WHAT THE TASK ASKS
Write out the entries below once more, exactly, with the pictures left out.

━━━ SUPPLIED DATA ━━━

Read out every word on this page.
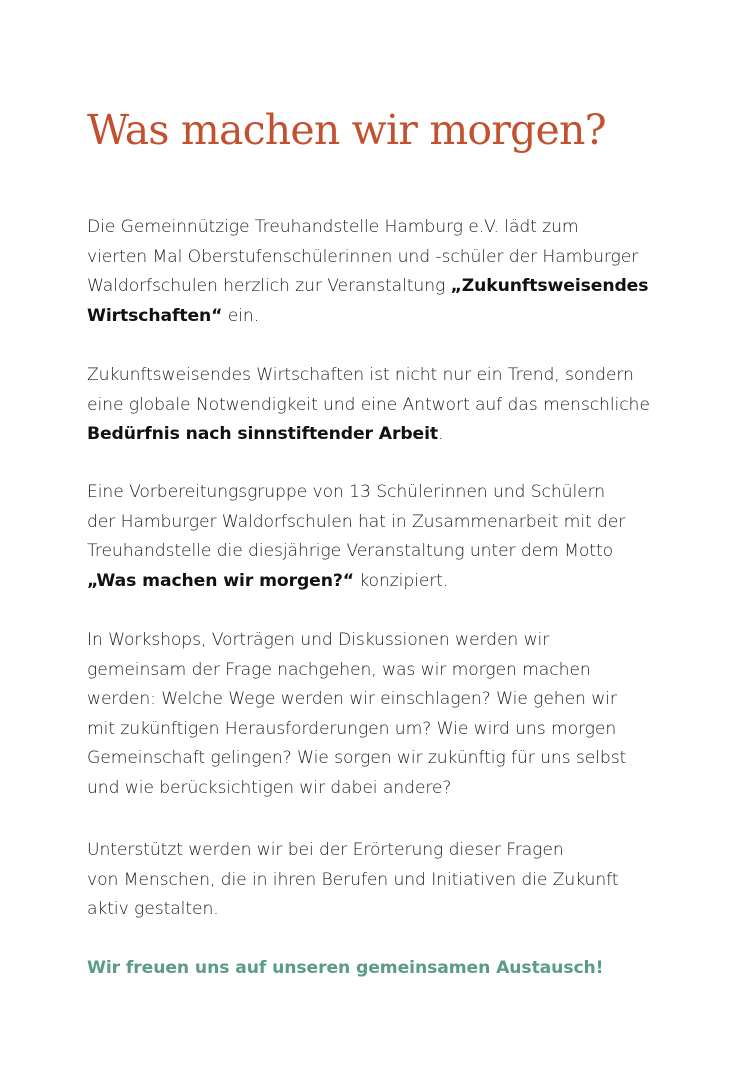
Was machen wir morgen?

Die Gemeinnützige Treuhandstelle Hamburg e.V. lädt zum
vierten Mal Oberstufenschülerinnen und -schüler der Hamburger
Waldorfschulen herzlich zur Veranstaltung „Zukunftsweisendes
Wirtschaften“ ein.

Zukunftsweisendes Wirtschaften ist nicht nur ein Trend, sondern
eine globale Notwendigkeit und eine Antwort auf das menschliche
Bedürfnis nach sinnstiftender Arbeit.

Eine Vorbereitungsgruppe von 13 Schülerinnen und Schülern
der Hamburger Waldorfschulen hat in Zusammenarbeit mit der
Treuhandstelle die diesjährige Veranstaltung unter dem Motto
„Was machen wir morgen?“ konzipiert.

In Workshops, Vorträgen und Diskussionen werden wir
gemeinsam der Frage nachgehen, was wir morgen machen
werden: Welche Wege werden wir einschlagen? Wie gehen wir
mit zukünftigen Herausforderungen um? Wie wird uns morgen
Gemeinschaft gelingen? Wie sorgen wir zukünftig für uns selbst
und wie berücksichtigen wir dabei andere?

Unterstützt werden wir bei der Erörterung dieser Fragen
von Menschen, die in ihren Berufen und Initiativen die Zukunft
aktiv gestalten.

Wir freuen uns auf unseren gemeinsamen Austausch!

━━━

FULL ANSWER
Read out every word on this page.
Was machen wir morgen?

Die Gemeinnützige Treuhandstelle Hamburg e.V. lädt zum
vierten Mal Oberstufenschülerinnen und -schüler der Hamburger
Waldorfschulen herzlich zur Veranstaltung „Zukunftsweisendes
Wirtschaften“ ein.

Zukunftsweisendes Wirtschaften ist nicht nur ein Trend, sondern
eine globale Notwendigkeit und eine Antwort auf das menschliche
Bedürfnis nach sinnstiftender Arbeit.

Eine Vorbereitungsgruppe von 13 Schülerinnen und Schülern
der Hamburger Waldorfschulen hat in Zusammenarbeit mit der
Treuhandstelle die diesjährige Veranstaltung unter dem Motto
„Was machen wir morgen?“ konzipiert.

In Workshops, Vorträgen und Diskussionen werden wir
gemeinsam der Frage nachgehen, was wir morgen machen
werden: Welche Wege werden wir einschlagen? Wie gehen wir
mit zukünftigen Herausforderungen um? Wie wird uns morgen
Gemeinschaft gelingen? Wie sorgen wir zukünftig für uns selbst
und wie berücksichtigen wir dabei andere?

Unterstützt werden wir bei der Erörterung dieser Fragen
von Menschen, die in ihren Berufen und Initiativen die Zukunft
aktiv gestalten.

Wir freuen uns auf unseren gemeinsamen Austausch!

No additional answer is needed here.